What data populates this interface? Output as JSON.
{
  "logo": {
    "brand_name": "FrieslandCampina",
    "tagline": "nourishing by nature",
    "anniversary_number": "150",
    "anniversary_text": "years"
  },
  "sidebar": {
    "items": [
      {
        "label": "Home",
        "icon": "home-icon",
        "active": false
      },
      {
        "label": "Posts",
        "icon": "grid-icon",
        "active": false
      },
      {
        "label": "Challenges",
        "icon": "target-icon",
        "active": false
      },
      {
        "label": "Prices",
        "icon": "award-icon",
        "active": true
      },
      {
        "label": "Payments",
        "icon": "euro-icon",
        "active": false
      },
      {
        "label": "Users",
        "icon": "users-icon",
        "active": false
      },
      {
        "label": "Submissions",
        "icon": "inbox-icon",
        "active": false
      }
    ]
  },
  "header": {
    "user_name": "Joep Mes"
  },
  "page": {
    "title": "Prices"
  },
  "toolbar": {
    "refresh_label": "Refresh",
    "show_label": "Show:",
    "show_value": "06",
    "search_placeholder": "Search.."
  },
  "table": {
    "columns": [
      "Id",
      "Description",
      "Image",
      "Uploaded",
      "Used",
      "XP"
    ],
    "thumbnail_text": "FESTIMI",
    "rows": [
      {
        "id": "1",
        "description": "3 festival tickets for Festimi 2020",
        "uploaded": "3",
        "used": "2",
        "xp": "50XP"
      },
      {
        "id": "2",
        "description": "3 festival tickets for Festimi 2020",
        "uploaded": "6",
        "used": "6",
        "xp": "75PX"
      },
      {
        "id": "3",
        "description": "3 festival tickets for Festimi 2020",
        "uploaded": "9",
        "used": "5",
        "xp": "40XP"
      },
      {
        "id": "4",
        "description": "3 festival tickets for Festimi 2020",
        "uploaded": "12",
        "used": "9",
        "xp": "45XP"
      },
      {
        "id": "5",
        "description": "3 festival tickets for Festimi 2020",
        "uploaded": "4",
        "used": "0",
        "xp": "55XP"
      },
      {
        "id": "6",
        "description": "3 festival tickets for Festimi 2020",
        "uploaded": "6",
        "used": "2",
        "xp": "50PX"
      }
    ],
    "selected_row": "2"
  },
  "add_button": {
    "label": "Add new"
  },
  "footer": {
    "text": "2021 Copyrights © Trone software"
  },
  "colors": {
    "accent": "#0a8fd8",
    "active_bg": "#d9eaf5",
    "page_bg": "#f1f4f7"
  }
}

════════════════

Work instructions: Write an exact transcription of every entry above.

Response to the exercise:
What data populates this interface? Output as JSON.
{
  "logo": {
    "brand_name": "FrieslandCampina",
    "tagline": "nourishing by nature",
    "anniversary_number": "150",
    "anniversary_text": "years"
  },
  "sidebar": {
    "items": [
      {
        "label": "Home",
        "icon": "home-icon",
        "active": false
      },
      {
        "label": "Posts",
        "icon": "grid-icon",
        "active": false
      },
      {
        "label": "Challenges",
        "icon": "target-icon",
        "active": false
      },
      {
        "label": "Prices",
        "icon": "award-icon",
        "active": true
      },
      {
        "label": "Payments",
        "icon": "euro-icon",
        "active": false
      },
      {
        "label": "Users",
        "icon": "users-icon",
        "active": false
      },
      {
        "label": "Submissions",
        "icon": "inbox-icon",
        "active": false
      }
    ]
  },
  "header": {
    "user_name": "Joep Mes"
  },
  "page": {
    "title": "Prices"
  },
  "toolbar": {
    "refresh_label": "Refresh",
    "show_label": "Show:",
    "show_value": "06",
    "search_placeholder": "Search.."
  },
  "table": {
    "columns": [
      "Id",
      "Description",
      "Image",
      "Uploaded",
      "Used",
      "XP"
    ],
    "thumbnail_text": "FESTIMI",
    "rows": [
      {
        "id": "1",
        "description": "3 festival tickets for Festimi 2020",
        "uploaded": "3",
        "used": "2",
        "xp": "50XP"
      },
      {
        "id": "2",
        "description": "3 festival tickets for Festimi 2020",
        "uploaded": "6",
        "used": "6",
        "xp": "75PX"
      },
      {
        "id": "3",
        "description": "3 festival tickets for Festimi 2020",
        "uploaded": "9",
        "used": "5",
        "xp": "40XP"
      },
      {
        "id": "4",
        "description": "3 festival tickets for Festimi 2020",
        "uploaded": "12",
        "used": "9",
        "xp": "45XP"
      },
      {
        "id": "5",
        "description": "3 festival tickets for Festimi 2020",
        "uploaded": "4",
        "used": "0",
        "xp": "55XP"
      },
      {
        "id": "6",
        "description": "3 festival tickets for Festimi 2020",
        "uploaded": "6",
        "used": "2",
        "xp": "50PX"
      }
    ],
    "selected_row": "2"
  },
  "add_button": {
    "label": "Add new"
  },
  "footer": {
    "text": "2021 Copyrights © Trone software"
  },
  "colors": {
    "accent": "#0a8fd8",
    "active_bg": "#d9eaf5",
    "page_bg": "#f1f4f7"
  }
}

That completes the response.